### Supplied data ###
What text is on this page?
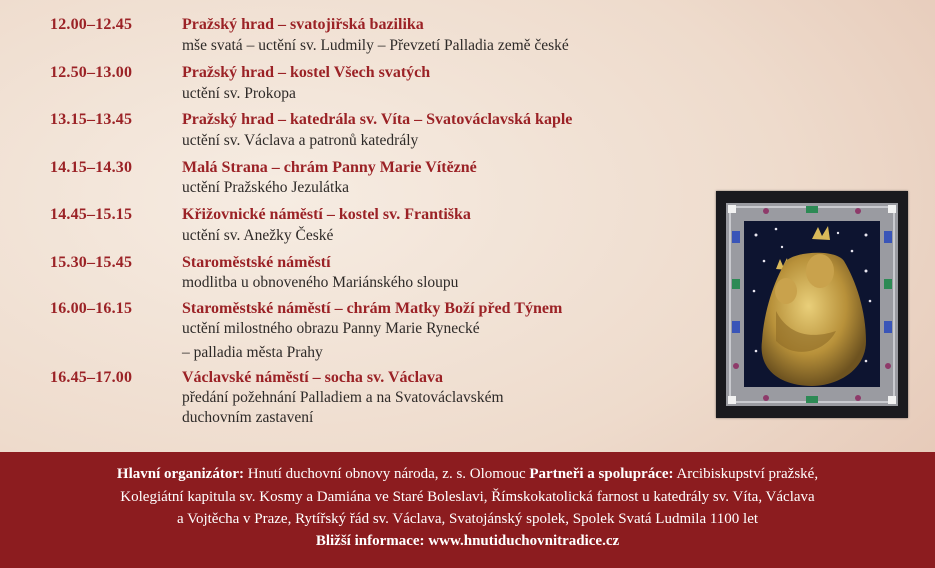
12.00–12.45	Pražský hrad – svatojiřská bazilika
mše svatá – uctění sv. Ludmily – Převzetí Palladia země české
12.50–13.00	Pražský hrad – kostel Všech svatých
uctění sv. Prokopa
13.15–13.45	Pražský hrad – katedrála sv. Víta – Svatováclavská kaple
uctění sv. Václava a patronů katedrály
14.15–14.30	Malá Strana – chrám Panny Marie Vítězné
uctění Pražského Jezulátka
14.45–15.15	Křižovnické náměstí – kostel sv. Františka
uctění sv. Anežky České
15.30–15.45	Staroměstské náměstí
modlitba u obnoveného Mariánského sloupu
16.00–16.15	Staroměstské náměstí – chrám Matky Boží před Týnem
uctění milostného obrazu Panny Marie Rynecké
– palladia města Prahy
16.45–17.00	Václavské náměstí – socha sv. Václava
předání požehnání Palladiem a na Svatováclavském
duchovním zastavení
Hlavní organizátor: Hnutí duchovní obnovy národa, z. s. Olomouc Partneři a spolupráce: Arcibiskupství pražské,
Kolegiátní kapitula sv. Kosmy a Damiána ve Staré Boleslavi, Římskokatolická farnost u katedrály sv. Víta, Václava
a Vojtěcha v Praze, Rytířský řád sv. Václava, Svatojánský spolek, Spolek Svatá Ludmila 1100 let
Bližší informace: www.hnutiduchovnitradice.cz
###
— What is required —
Report how many lines of the listing hold the word "uctění", with nothing but the number.

— Result for this task —
6